State v. Alexander
State v. Alexander
Opinion
[Cite as State v. Alexander,
2018-Ohio-1198.]
Court of Appeals of Ohio EIGHTH APPELLATE DISTRICT COUNTY OF CUYAHOGA
JOURNAL ENTRY AND OPINION No. 105969
STATE OF OHIO PLAINTIFF-APPELLEE
vs.
CALVIN L. ALEXANDER DEFENDANT-APPELLANT
JUDGMENT: AFFIRMED
Criminal Appeal from the Cuyahoga County Court of Common Pleas Case Nos. CR-13-579939-A and CR-13-580048-A
BEFORE: E.T. Gallagher, P.J., Stewart, J., and Blackmon, J.
RELEASED AND JOURNALIZED: March 29, 2018 ATTORNEYS FOR APPELLANT
Mark Stanton Cuyahoga County Public Defender
BY: Jeffrey Gamso Assistant Public Defender Courthouse Square, Suite 200 310 Lakeside Avenue Cleveland, Ohio 44113
ATTORNEYS FOR APPELLEE
Michael C. O’Malley Cuyahoga County Prosecutor
BY: Anthony Thomas Miranda Assistant Prosecuting Attorney The Justice Center, 8th Floor 1200 Ontario Street Cleveland, Ohio 44113 EILEEN T. GALLAGHER, P.J.:
{¶1} Defendant-appellant, Calvin L. Alexander, appeals from the trial court’s
judgment denying his pro se motion to “nullify the judgment entry of convictions.” He
raises the following assignment of error for review:
The trial court committed error when it denied Mr. Alexander’s motion without appointing counsel to represent him and without explanation.
{¶2} After careful review of the record and relevant case law, we affirm the trial
court’s judgment.
I. Procedural History
{¶3} At a single hearing held in March 2015, Alexander entered into a plea
agreement with the state in Cuyahoga C.P. Nos. CR-13-579939-A and CR-13-580048-A.
In Case No. CR-13-579939-A, Alexander pleaded guilty to one count of having weapons
while under disability in violation of R.C. 2923.13(A)(2), with a forfeiture specification;
and one count of drug trafficking in violation of R.C. 2925.03(A)(2), with forfeiture
specifications and a one-year firearm specification. The remaining counts of the
indictment were nolled.
{¶4} In Case No. CR-13-580048-A, Alexander pleaded guilty to four counts of
aggravated robbery in violation of R.C. 2911.01(A)(1), with one-year firearm
specifications; two counts of kidnapping in violation of R.C. 2905.01(A)(2), with
one-year firearm specifications; and one count of having weapons while under disability
in violation of R.C. 2923.13(A)(2). The remaining counts of the indictment were nolled. {¶5} At a single sentencing hearing, the trial court sentenced Alexander to an
aggregate 12-year prison term. In Case No. CR-13-579939-A, Alexander was sentenced
to one year in prison for having weapons while under disability and one year in prison for
drug trafficking. The sentences were run concurrent to each other, but consecutive to a
one-year prison term imposed on the firearm specification attached to the trafficking
offense.

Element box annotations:
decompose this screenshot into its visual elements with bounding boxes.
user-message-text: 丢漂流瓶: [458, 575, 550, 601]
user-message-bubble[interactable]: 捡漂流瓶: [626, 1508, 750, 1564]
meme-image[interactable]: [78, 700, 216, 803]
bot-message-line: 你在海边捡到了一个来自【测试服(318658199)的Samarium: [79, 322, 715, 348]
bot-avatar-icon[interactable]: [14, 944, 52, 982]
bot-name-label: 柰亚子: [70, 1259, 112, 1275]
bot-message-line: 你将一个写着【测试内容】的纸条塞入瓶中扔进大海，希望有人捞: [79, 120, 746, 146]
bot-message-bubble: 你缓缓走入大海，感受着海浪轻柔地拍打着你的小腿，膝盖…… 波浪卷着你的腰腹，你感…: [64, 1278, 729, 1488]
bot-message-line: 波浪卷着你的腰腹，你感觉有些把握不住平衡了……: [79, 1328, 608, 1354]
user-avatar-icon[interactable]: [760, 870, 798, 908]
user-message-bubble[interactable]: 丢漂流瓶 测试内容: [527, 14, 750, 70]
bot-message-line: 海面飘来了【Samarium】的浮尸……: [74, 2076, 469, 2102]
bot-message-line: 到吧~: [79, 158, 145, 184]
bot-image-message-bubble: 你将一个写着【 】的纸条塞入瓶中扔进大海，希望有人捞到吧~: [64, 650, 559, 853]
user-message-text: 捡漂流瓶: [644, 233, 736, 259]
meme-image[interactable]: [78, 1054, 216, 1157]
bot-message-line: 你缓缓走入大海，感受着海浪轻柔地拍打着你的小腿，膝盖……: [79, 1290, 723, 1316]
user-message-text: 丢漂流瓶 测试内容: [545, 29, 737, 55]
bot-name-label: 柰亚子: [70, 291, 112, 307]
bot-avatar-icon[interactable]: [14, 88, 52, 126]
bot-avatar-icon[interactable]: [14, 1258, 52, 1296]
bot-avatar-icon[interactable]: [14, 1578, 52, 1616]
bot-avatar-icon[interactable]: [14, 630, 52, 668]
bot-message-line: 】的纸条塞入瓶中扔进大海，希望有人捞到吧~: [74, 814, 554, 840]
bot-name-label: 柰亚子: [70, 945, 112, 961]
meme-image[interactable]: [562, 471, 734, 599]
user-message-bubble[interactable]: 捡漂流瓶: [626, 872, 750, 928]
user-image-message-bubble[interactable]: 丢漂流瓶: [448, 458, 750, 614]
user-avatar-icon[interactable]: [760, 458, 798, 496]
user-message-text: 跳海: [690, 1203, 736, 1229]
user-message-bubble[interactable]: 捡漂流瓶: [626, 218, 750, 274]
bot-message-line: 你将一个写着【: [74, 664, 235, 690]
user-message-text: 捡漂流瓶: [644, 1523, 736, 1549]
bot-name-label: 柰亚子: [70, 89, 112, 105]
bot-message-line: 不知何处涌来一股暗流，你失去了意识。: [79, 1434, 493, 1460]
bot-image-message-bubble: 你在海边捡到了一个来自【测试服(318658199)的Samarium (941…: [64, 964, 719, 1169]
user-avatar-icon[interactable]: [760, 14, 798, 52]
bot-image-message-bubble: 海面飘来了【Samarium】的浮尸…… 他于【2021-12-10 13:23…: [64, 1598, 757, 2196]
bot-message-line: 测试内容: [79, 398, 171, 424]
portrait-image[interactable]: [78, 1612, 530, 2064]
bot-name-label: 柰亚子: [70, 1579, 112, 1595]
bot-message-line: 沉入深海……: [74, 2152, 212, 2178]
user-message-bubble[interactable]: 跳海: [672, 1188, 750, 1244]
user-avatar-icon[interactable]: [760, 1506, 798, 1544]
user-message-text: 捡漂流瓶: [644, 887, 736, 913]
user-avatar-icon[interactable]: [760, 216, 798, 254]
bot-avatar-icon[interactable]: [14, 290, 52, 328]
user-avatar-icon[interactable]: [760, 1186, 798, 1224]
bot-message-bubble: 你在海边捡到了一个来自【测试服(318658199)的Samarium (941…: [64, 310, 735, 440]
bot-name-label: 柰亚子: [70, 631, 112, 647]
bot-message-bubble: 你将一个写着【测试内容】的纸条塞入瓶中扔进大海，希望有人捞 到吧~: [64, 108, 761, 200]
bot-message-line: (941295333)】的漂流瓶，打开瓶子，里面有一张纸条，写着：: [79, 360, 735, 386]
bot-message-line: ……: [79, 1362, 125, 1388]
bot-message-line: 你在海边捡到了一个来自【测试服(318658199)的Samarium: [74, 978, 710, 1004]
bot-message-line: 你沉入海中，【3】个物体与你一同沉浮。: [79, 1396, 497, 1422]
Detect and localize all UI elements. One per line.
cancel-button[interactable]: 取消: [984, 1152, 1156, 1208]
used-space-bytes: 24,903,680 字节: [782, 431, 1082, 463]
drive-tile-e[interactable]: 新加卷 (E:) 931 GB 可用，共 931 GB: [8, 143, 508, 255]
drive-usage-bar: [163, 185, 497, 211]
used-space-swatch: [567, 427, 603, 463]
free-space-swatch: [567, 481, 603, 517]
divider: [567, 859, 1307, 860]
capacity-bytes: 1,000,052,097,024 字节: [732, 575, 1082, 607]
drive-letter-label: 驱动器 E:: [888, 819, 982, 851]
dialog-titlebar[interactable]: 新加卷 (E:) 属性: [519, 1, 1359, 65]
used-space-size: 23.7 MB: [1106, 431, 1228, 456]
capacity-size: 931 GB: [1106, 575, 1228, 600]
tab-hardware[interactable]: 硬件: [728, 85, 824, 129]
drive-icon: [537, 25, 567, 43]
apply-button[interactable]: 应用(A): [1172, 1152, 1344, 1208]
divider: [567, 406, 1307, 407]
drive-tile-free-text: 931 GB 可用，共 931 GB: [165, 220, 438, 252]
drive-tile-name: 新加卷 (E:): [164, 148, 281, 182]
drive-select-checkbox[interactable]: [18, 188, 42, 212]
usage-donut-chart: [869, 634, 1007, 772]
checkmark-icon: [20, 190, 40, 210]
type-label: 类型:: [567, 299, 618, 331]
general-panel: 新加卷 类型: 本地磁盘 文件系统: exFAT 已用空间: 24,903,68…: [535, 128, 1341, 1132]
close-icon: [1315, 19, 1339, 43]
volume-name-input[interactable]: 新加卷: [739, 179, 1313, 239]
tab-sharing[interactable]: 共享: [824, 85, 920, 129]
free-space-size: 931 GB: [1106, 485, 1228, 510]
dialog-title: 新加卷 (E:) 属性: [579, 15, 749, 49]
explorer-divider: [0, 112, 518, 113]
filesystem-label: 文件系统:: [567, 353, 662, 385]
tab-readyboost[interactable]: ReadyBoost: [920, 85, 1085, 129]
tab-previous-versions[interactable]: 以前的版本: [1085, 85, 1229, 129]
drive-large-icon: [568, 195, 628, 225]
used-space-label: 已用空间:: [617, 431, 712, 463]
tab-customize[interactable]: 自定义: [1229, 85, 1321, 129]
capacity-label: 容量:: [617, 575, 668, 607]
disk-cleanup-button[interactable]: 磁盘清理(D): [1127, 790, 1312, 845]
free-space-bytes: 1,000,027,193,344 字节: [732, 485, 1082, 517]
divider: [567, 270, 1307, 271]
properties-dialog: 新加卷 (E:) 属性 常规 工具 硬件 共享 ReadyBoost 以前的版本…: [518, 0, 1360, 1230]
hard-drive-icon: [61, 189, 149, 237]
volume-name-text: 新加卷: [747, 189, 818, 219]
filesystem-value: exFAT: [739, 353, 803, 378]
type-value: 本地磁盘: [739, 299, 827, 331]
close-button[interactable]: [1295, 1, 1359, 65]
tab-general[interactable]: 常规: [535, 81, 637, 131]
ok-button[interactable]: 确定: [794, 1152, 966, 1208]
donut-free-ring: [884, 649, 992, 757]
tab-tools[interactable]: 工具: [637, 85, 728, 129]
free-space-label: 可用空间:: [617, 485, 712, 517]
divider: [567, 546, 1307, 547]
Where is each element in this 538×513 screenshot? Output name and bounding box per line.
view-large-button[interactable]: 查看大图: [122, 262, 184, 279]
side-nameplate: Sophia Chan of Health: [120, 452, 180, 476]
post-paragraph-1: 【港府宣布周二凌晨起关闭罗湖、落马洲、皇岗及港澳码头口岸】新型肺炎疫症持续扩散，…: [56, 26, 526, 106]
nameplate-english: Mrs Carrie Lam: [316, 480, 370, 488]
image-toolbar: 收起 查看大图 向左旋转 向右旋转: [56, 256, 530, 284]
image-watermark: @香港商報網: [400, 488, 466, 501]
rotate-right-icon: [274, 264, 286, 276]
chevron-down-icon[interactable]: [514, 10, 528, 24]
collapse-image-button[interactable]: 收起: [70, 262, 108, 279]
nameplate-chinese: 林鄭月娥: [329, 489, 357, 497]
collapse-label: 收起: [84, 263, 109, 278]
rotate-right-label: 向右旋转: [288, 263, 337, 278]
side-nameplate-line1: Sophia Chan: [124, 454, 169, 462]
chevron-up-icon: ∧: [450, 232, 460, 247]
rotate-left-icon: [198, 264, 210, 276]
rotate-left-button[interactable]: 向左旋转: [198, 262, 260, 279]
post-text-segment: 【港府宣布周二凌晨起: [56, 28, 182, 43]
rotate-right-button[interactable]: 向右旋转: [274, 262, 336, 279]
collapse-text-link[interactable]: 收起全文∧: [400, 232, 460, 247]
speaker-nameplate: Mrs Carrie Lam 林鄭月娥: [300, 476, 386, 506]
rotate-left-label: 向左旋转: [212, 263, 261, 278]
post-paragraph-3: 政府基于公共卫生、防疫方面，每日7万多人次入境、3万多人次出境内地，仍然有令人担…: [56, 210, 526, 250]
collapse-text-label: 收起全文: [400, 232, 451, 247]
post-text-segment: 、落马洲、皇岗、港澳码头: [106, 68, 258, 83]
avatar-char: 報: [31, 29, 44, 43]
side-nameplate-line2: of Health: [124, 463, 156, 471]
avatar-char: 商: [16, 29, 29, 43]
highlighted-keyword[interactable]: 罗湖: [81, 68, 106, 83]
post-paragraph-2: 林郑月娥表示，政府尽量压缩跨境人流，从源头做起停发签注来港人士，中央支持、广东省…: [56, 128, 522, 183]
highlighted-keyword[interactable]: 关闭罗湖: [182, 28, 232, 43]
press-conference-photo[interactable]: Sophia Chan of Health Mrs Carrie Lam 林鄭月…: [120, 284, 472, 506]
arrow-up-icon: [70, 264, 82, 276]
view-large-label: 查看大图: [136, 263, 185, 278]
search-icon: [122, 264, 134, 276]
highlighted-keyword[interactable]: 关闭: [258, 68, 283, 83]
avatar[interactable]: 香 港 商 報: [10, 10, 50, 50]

* _WHAT YOU NEED TO DO_:
A. Quote the State v. Alexander opinion word for word between "CALVIN L. ALEXANDER DEFENDANT-APPELLANT" and "and Blackmon, J.", inclusive.
B. Pick up the State v. Alexander opinion from its last sentence and keep writing.

* _REPLIES_:
A.
CALVIN L. ALEXANDER DEFENDANT-APPELLANT
JUDGMENT: AFFIRMED
Criminal Appeal from the Cuyahoga County Court of Common Pleas Case Nos. CR-13-579939-A and CR-13-580048-A
BEFORE: E.T. Gallagher, P.J., Stewart, J., and Blackmon, J.

B.
{¶6} In Case No. CR-13-580048-A, Alexander was sentenced to a total of 11 years
in prison. The trial court ordered the 11-year prison term to run concurrently with the
sentence imposed on the underlying offenses in Case No. CR-13-579939-A, but
consecutive to the one-year prison term imposed on the firearm specification in Case No.
CR-13-579939-A.
{¶7} Alexander did not file a direct appeal from his convictions and sentence.
Instead, Alexander filed a pro se motion to discharge his convictions in March 2015,
alleging that his speedy trial rights were violated. In September 2015, the trial court
denied Alexander’s motion.
{¶8} In May 2017, Alexander filed a pro se “motion to nullify judgment entry of
conviction and discharge defendant.” In the motion, Alexander argued the judgment
entries of conviction in Case Nos. CR-13-579939-A and CR-13-580048-A contain
deficiencies and fail to comply with the mandatory requirements of Crim.R. 32.
Because of the alleged deficiencies, Alexander sought vacation of his convictions and
sentence, asserting that the judgment entries of conviction are void. {¶9} In June 2017, the trial court denied Alexander’s motion without a hearing.
{¶10} Alexander now appeals from the trial court’s judgment.
II. Law and Analysis
{¶11} In his sole assignment of error, Alexander argues the trial court erred by
denying his motion to nullify the judgment entries of conviction without appointing
counsel to represent him and without explanation.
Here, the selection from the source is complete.